▶ DESCRIPTION OF THE TASK
Reproduce the data in its entirety, exactly as supplied.

▶ DATA LINES
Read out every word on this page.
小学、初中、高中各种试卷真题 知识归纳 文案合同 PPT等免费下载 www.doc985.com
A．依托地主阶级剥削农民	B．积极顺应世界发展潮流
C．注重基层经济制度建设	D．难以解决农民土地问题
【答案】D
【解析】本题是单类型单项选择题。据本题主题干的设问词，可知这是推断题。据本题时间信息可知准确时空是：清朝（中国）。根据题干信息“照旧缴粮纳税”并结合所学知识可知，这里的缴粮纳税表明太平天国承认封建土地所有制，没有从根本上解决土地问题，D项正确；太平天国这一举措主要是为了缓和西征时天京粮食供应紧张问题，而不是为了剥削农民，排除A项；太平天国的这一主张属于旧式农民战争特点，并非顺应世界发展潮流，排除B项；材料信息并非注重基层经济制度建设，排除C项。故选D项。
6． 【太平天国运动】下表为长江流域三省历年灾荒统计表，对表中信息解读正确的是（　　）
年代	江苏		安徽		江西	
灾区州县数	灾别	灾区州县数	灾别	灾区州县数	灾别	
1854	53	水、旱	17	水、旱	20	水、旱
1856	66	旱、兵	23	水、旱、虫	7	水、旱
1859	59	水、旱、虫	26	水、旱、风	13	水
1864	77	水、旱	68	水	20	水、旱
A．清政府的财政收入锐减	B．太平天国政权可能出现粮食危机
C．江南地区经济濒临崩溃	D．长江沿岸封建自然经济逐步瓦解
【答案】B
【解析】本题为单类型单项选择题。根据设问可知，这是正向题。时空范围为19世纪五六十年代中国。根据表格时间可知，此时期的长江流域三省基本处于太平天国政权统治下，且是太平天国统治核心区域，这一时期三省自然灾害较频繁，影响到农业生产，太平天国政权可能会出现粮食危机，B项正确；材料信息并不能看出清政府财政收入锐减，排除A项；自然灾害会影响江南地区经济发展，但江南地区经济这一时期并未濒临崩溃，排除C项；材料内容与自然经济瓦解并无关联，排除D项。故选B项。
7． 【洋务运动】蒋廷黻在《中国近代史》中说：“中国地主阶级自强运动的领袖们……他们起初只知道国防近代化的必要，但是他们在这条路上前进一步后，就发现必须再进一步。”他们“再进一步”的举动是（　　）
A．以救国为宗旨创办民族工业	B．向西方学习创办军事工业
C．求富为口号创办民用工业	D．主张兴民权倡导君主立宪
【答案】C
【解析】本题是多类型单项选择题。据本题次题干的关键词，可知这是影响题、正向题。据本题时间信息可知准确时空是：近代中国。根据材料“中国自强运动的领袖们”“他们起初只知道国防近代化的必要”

▶ EXPECTED ANSWER
Read out every word on this page.
小学、初中、高中各种试卷真题 知识归纳 文案合同 PPT等免费下载 www.doc985.com
A．依托地主阶级剥削农民	B．积极顺应世界发展潮流
C．注重基层经济制度建设	D．难以解决农民土地问题
【答案】D
【解析】本题是单类型单项选择题。据本题主题干的设问词，可知这是推断题。据本题时间信息可知准确时空是：清朝（中国）。根据题干信息“照旧缴粮纳税”并结合所学知识可知，这里的缴粮纳税表明太平天国承认封建土地所有制，没有从根本上解决土地问题，D项正确；太平天国这一举措主要是为了缓和西征时天京粮食供应紧张问题，而不是为了剥削农民，排除A项；太平天国的这一主张属于旧式农民战争特点，并非顺应世界发展潮流，排除B项；材料信息并非注重基层经济制度建设，排除C项。故选D项。
6． 【太平天国运动】下表为长江流域三省历年灾荒统计表，对表中信息解读正确的是（　　）
年代	江苏		安徽		江西	
灾区州县数	灾别	灾区州县数	灾别	灾区州县数	灾别	
1854	53	水、旱	17	水、旱	20	水、旱
1856	66	旱、兵	23	水、旱、虫	7	水、旱
1859	59	水、旱、虫	26	水、旱、风	13	水
1864	77	水、旱	68	水	20	水、旱
A．清政府的财政收入锐减	B．太平天国政权可能出现粮食危机
C．江南地区经济濒临崩溃	D．长江沿岸封建自然经济逐步瓦解
【答案】B
【解析】本题为单类型单项选择题。根据设问可知，这是正向题。时空范围为19世纪五六十年代中国。根据表格时间可知，此时期的长江流域三省基本处于太平天国政权统治下，且是太平天国统治核心区域，这一时期三省自然灾害较频繁，影响到农业生产，太平天国政权可能会出现粮食危机，B项正确；材料信息并不能看出清政府财政收入锐减，排除A项；自然灾害会影响江南地区经济发展，但江南地区经济这一时期并未濒临崩溃，排除C项；材料内容与自然经济瓦解并无关联，排除D项。故选B项。
7． 【洋务运动】蒋廷黻在《中国近代史》中说：“中国地主阶级自强运动的领袖们……他们起初只知道国防近代化的必要，但是他们在这条路上前进一步后，就发现必须再进一步。”他们“再进一步”的举动是（　　）
A．以救国为宗旨创办民族工业	B．向西方学习创办军事工业
C．求富为口号创办民用工业	D．主张兴民权倡导君主立宪
【答案】C
【解析】本题是多类型单项选择题。据本题次题干的关键词，可知这是影响题、正向题。据本题时间信息可知准确时空是：近代中国。根据材料“中国自强运动的领袖们”“他们起初只知道国防近代化的必要”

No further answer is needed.